__Entries shown__.
···

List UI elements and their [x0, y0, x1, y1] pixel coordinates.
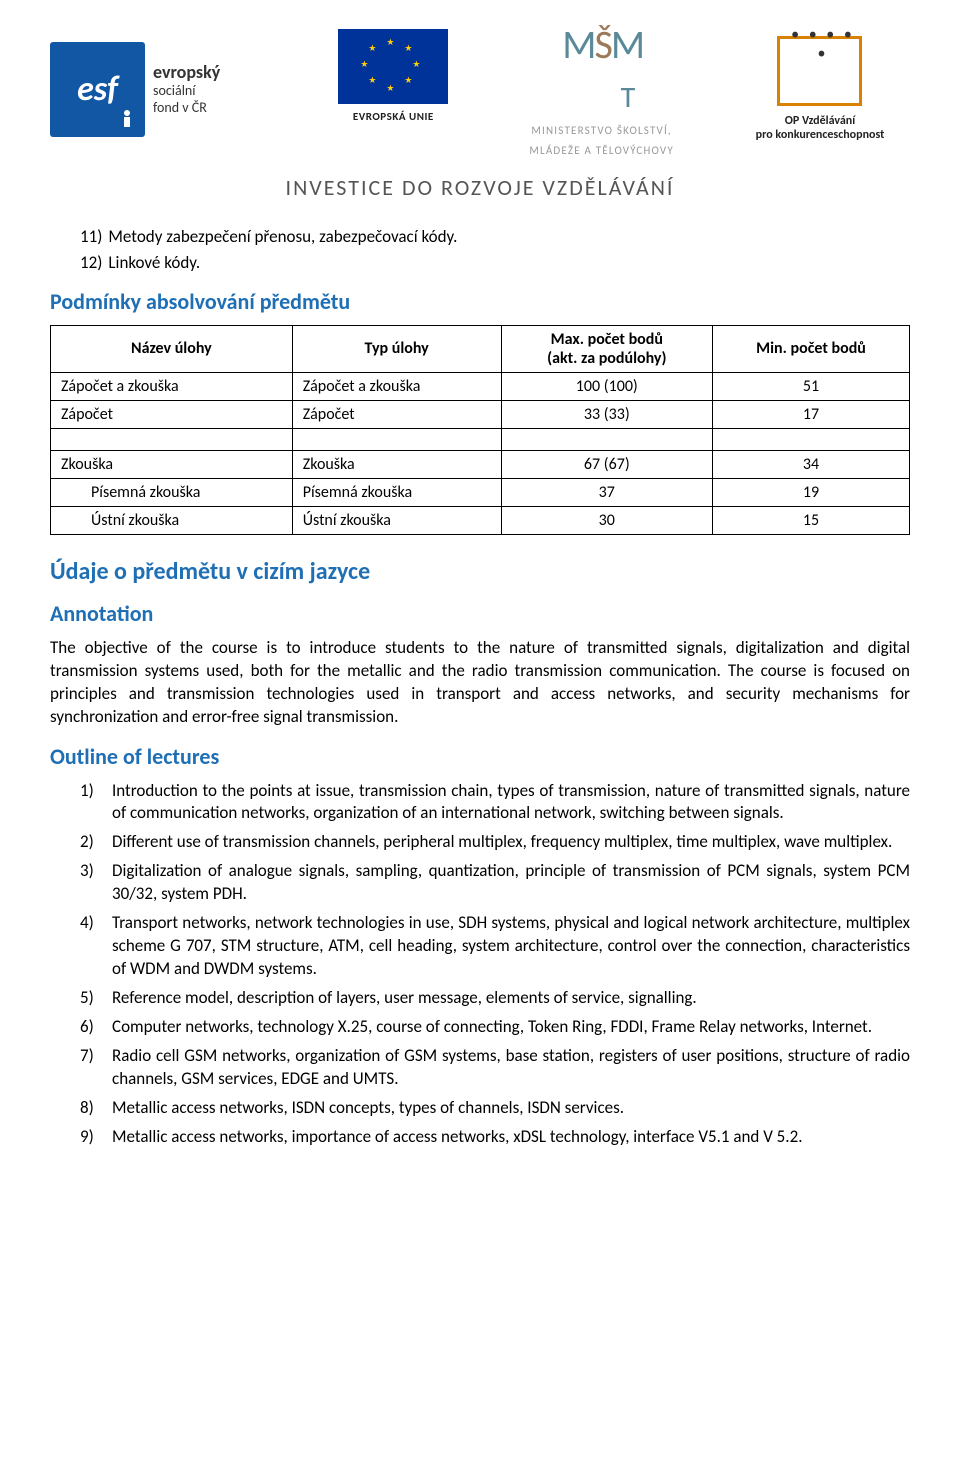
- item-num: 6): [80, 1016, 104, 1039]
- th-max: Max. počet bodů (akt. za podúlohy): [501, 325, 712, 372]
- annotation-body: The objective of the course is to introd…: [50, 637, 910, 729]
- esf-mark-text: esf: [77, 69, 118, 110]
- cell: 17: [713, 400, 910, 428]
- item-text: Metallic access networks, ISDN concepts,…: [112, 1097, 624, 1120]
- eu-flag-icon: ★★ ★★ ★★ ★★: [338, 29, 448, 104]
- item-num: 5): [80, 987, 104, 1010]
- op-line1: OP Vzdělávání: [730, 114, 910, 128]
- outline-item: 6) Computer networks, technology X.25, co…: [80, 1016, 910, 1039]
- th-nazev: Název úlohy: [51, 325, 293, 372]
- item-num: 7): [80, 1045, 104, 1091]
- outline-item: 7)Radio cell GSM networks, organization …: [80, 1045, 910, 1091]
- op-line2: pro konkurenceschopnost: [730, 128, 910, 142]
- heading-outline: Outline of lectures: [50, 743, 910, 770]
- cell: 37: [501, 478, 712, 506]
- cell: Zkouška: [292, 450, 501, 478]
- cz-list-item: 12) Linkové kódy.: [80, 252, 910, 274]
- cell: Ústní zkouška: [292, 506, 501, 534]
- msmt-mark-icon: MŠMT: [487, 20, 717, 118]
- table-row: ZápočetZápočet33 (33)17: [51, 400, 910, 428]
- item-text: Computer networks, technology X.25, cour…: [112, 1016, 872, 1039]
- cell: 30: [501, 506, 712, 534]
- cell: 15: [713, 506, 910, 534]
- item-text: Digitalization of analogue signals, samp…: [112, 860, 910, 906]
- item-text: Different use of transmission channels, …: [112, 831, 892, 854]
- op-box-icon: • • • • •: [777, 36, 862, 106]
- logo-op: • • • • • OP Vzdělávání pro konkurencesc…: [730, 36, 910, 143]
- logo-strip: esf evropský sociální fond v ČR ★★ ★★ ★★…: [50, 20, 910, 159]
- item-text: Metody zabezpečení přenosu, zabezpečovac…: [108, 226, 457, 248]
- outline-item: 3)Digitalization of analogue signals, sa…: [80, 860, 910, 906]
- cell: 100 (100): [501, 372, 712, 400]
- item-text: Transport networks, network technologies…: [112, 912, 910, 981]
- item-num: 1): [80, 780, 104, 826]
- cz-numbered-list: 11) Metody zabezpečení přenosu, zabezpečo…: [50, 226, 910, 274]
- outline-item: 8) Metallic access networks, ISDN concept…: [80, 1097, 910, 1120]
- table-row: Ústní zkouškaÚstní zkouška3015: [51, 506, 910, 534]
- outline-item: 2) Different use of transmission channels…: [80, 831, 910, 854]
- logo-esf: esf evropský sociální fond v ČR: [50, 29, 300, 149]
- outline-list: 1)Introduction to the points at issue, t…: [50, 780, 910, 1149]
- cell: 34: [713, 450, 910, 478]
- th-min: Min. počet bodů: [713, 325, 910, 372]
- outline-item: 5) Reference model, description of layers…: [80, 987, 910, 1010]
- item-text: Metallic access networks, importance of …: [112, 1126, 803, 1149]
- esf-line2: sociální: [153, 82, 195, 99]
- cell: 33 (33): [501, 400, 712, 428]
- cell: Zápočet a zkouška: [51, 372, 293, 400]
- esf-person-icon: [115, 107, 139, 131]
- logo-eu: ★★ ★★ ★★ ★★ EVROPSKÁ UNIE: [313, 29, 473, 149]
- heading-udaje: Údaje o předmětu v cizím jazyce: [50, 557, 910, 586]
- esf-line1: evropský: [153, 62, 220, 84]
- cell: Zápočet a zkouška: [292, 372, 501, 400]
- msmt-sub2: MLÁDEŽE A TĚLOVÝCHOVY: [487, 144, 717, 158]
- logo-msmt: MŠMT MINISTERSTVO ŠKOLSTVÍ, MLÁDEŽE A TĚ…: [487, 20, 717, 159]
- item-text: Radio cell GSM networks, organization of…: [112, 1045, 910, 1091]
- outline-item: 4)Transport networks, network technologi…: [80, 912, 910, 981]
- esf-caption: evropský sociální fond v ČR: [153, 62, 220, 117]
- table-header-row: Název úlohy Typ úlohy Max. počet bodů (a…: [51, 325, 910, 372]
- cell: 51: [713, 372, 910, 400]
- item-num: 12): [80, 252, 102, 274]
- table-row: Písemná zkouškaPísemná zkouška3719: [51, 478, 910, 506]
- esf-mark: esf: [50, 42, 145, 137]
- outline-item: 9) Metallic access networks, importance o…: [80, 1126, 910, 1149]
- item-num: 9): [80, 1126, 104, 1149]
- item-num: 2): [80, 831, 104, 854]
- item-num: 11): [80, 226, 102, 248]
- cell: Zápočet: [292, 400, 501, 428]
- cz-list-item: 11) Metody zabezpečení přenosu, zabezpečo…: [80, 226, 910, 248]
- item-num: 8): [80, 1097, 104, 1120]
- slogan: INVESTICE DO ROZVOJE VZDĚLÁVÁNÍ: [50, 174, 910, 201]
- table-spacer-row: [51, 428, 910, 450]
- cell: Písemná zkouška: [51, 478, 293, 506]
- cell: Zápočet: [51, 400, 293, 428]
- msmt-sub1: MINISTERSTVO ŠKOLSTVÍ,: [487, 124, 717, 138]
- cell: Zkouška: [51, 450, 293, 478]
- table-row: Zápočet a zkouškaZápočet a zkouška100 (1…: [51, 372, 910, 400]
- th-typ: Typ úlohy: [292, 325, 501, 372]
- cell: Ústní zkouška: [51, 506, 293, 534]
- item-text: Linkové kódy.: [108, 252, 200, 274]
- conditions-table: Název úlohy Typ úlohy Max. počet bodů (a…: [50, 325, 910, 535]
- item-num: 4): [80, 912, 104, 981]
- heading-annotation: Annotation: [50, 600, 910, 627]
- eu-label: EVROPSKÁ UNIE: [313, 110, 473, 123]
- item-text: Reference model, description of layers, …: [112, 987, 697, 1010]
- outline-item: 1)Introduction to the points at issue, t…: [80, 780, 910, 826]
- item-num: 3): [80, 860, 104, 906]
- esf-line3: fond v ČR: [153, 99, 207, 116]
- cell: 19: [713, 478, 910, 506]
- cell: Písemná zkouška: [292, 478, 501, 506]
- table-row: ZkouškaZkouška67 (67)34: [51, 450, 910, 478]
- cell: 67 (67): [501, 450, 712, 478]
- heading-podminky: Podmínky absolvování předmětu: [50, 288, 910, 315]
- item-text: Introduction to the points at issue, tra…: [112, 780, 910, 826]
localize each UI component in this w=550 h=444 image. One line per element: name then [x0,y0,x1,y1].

···

__Stated task__. Rewrite the data above with every "item-text" replaced by "item-label" and everything else unchanged. Leave out the picture.

__Reply to the task__.
List UI elements and their [x0, y0, x1, y1] pixel coordinates.
- item-num: 6): [80, 1016, 104, 1039]
- th-max: Max. počet bodů (akt. za podúlohy): [501, 325, 712, 372]
- annotation-body: The objective of the course is to introd…: [50, 637, 910, 729]
- esf-mark-text: esf: [77, 69, 118, 110]
- cell: 17: [713, 400, 910, 428]
- item-label: Metallic access networks, ISDN concepts,…: [112, 1097, 624, 1120]
- eu-flag-icon: ★★ ★★ ★★ ★★: [338, 29, 448, 104]
- item-num: 5): [80, 987, 104, 1010]
- op-line1: OP Vzdělávání: [730, 114, 910, 128]
- outline-item: 6) Computer networks, technology X.25, co…: [80, 1016, 910, 1039]
- th-nazev: Název úlohy: [51, 325, 293, 372]
- item-num: 7): [80, 1045, 104, 1091]
- outline-item: 7)Radio cell GSM networks, organization …: [80, 1045, 910, 1091]
- op-line2: pro konkurenceschopnost: [730, 128, 910, 142]
- heading-outline: Outline of lectures: [50, 743, 910, 770]
- cell: 37: [501, 478, 712, 506]
- cell: Zkouška: [292, 450, 501, 478]
- cz-list-item: 12) Linkové kódy.: [80, 252, 910, 274]
- cell: Ústní zkouška: [292, 506, 501, 534]
- msmt-mark-icon: MŠMT: [487, 20, 717, 118]
- table-row: ZápočetZápočet33 (33)17: [51, 400, 910, 428]
- item-label: Computer networks, technology X.25, cour…: [112, 1016, 872, 1039]
- cell: 30: [501, 506, 712, 534]
- cell: 15: [713, 506, 910, 534]
- item-label: Digitalization of analogue signals, samp…: [112, 860, 910, 906]
- item-label: Different use of transmission channels, …: [112, 831, 892, 854]
- op-box-icon: • • • • •: [777, 36, 862, 106]
- logo-op: • • • • • OP Vzdělávání pro konkurencesc…: [730, 36, 910, 143]
- logo-strip: esf evropský sociální fond v ČR ★★ ★★ ★★…: [50, 20, 910, 159]
- item-label: Metody zabezpečení přenosu, zabezpečovac…: [108, 226, 457, 248]
- outline-item: 3)Digitalization of analogue signals, sa…: [80, 860, 910, 906]
- cell: 100 (100): [501, 372, 712, 400]
- item-label: Transport networks, network technologies…: [112, 912, 910, 981]
- item-num: 1): [80, 780, 104, 826]
- cz-numbered-list: 11) Metody zabezpečení přenosu, zabezpečo…: [50, 226, 910, 274]
- outline-item: 8) Metallic access networks, ISDN concept…: [80, 1097, 910, 1120]
- table-row: Ústní zkouškaÚstní zkouška3015: [51, 506, 910, 534]
- outline-item: 2) Different use of transmission channels…: [80, 831, 910, 854]
- logo-esf: esf evropský sociální fond v ČR: [50, 29, 300, 149]
- outline-list: 1)Introduction to the points at issue, t…: [50, 780, 910, 1149]
- cell: 34: [713, 450, 910, 478]
- th-min: Min. počet bodů: [713, 325, 910, 372]
- outline-item: 5) Reference model, description of layers…: [80, 987, 910, 1010]
- item-label: Metallic access networks, importance of …: [112, 1126, 803, 1149]
- esf-line2: sociální: [153, 82, 195, 99]
- cell: 33 (33): [501, 400, 712, 428]
- cell: Zápočet a zkouška: [51, 372, 293, 400]
- esf-person-icon: [115, 107, 139, 131]
- logo-eu: ★★ ★★ ★★ ★★ EVROPSKÁ UNIE: [313, 29, 473, 149]
- heading-udaje: Údaje o předmětu v cizím jazyce: [50, 557, 910, 586]
- esf-line1: evropský: [153, 62, 220, 84]
- cell: Zápočet a zkouška: [292, 372, 501, 400]
- msmt-sub2: MLÁDEŽE A TĚLOVÝCHOVY: [487, 144, 717, 158]
- logo-msmt: MŠMT MINISTERSTVO ŠKOLSTVÍ, MLÁDEŽE A TĚ…: [487, 20, 717, 159]
- item-label: Radio cell GSM networks, organization of…: [112, 1045, 910, 1091]
- outline-item: 4)Transport networks, network technologi…: [80, 912, 910, 981]
- esf-caption: evropský sociální fond v ČR: [153, 62, 220, 117]
- table-header-row: Název úlohy Typ úlohy Max. počet bodů (a…: [51, 325, 910, 372]
- cell: 51: [713, 372, 910, 400]
- item-num: 12): [80, 252, 102, 274]
- table-row: Písemná zkouškaPísemná zkouška3719: [51, 478, 910, 506]
- esf-mark: esf: [50, 42, 145, 137]
- outline-item: 9) Metallic access networks, importance o…: [80, 1126, 910, 1149]
- item-num: 9): [80, 1126, 104, 1149]
- item-num: 2): [80, 831, 104, 854]
- item-num: 11): [80, 226, 102, 248]
- cell: Zápočet: [292, 400, 501, 428]
- cz-list-item: 11) Metody zabezpečení přenosu, zabezpečo…: [80, 226, 910, 248]
- item-num: 8): [80, 1097, 104, 1120]
- slogan: INVESTICE DO ROZVOJE VZDĚLÁVÁNÍ: [50, 174, 910, 201]
- table-spacer-row: [51, 428, 910, 450]
- cell: Písemná zkouška: [51, 478, 293, 506]
- cell: Zápočet: [51, 400, 293, 428]
- msmt-sub1: MINISTERSTVO ŠKOLSTVÍ,: [487, 124, 717, 138]
- cell: Zkouška: [51, 450, 293, 478]
- table-row: Zápočet a zkouškaZápočet a zkouška100 (1…: [51, 372, 910, 400]
- th-typ: Typ úlohy: [292, 325, 501, 372]
- cell: Ústní zkouška: [51, 506, 293, 534]
- item-label: Linkové kódy.: [108, 252, 200, 274]
- conditions-table: Název úlohy Typ úlohy Max. počet bodů (a…: [50, 325, 910, 535]
- item-num: 4): [80, 912, 104, 981]
- heading-annotation: Annotation: [50, 600, 910, 627]
- eu-label: EVROPSKÁ UNIE: [313, 110, 473, 123]
- item-label: Reference model, description of layers, …: [112, 987, 697, 1010]
- outline-item: 1)Introduction to the points at issue, t…: [80, 780, 910, 826]
- item-num: 3): [80, 860, 104, 906]
- esf-line3: fond v ČR: [153, 99, 207, 116]
- cell: 19: [713, 478, 910, 506]
- cell: Písemná zkouška: [292, 478, 501, 506]
- table-row: ZkouškaZkouška67 (67)34: [51, 450, 910, 478]
- cell: 67 (67): [501, 450, 712, 478]
- heading-podminky: Podmínky absolvování předmětu: [50, 288, 910, 315]
- item-label: Introduction to the points at issue, tra…: [112, 780, 910, 826]
localize each UI component in this w=550 h=444 image. One line per element: name then [x0,y0,x1,y1].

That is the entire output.